**DIRECTIONS FOR THIS TASK**
Filter the data below for the string "niedrig" and copy each matching line.

**RECORD EXCERPTS**
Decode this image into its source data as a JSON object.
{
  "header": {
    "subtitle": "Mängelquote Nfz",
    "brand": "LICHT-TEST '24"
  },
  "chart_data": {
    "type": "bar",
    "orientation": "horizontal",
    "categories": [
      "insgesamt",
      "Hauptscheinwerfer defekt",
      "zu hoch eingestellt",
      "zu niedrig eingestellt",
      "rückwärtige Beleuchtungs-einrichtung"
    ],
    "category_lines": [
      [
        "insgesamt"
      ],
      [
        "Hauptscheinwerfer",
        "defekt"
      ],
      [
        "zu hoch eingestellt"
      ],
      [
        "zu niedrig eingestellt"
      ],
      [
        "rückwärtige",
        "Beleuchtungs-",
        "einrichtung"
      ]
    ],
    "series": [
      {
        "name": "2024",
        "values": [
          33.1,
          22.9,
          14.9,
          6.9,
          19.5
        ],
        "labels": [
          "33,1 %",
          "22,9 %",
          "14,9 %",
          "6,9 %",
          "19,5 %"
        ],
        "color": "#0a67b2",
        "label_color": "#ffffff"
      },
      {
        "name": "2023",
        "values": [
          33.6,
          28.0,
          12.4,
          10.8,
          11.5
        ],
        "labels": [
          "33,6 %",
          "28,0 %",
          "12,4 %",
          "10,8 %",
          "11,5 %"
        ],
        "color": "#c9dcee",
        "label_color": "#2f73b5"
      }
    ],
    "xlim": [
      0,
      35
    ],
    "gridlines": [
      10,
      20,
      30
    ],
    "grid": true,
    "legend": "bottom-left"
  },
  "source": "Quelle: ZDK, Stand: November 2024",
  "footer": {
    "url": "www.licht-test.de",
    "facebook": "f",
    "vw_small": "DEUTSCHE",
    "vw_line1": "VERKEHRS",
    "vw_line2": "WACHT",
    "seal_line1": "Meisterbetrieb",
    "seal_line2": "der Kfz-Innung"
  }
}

**EXPECTED ANSWER**
      "zu niedrig eingestellt",
        "zu niedrig eingestellt"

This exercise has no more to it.